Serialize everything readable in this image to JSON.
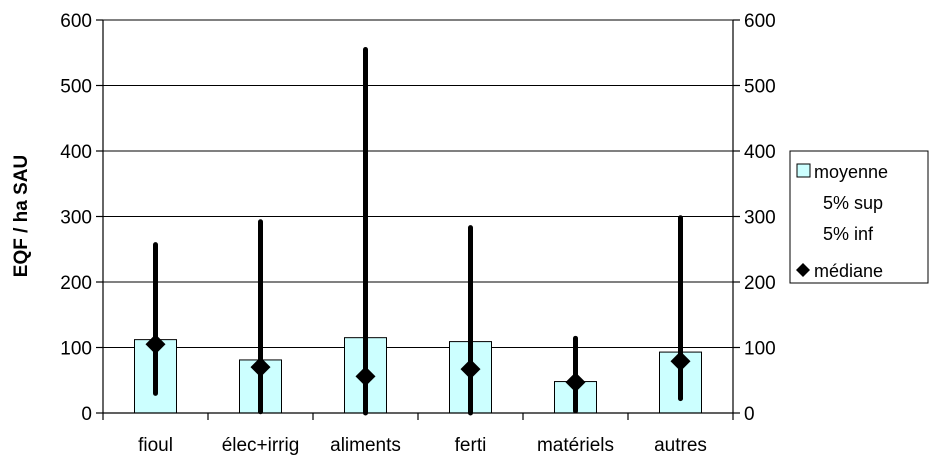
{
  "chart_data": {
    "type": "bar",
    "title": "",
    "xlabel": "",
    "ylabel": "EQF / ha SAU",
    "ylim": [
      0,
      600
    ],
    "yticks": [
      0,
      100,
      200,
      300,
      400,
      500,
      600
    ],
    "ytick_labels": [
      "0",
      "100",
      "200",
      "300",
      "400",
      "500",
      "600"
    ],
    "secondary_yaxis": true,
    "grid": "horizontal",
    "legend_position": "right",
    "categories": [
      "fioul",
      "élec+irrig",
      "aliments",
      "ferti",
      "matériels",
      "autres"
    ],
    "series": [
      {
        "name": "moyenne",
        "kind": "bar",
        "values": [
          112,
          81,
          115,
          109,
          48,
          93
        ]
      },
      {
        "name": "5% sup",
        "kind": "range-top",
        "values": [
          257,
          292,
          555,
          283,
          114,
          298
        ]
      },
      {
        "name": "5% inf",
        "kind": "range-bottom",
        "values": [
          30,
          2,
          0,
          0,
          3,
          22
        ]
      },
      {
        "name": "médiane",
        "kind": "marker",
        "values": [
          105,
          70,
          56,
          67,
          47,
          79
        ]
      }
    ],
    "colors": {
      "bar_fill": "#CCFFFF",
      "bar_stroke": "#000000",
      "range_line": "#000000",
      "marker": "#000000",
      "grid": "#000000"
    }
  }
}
----
#### [Exercise goal]
In the records above, how many lines include the string "kind"? Answer with only the number.

#### [Task solution]
4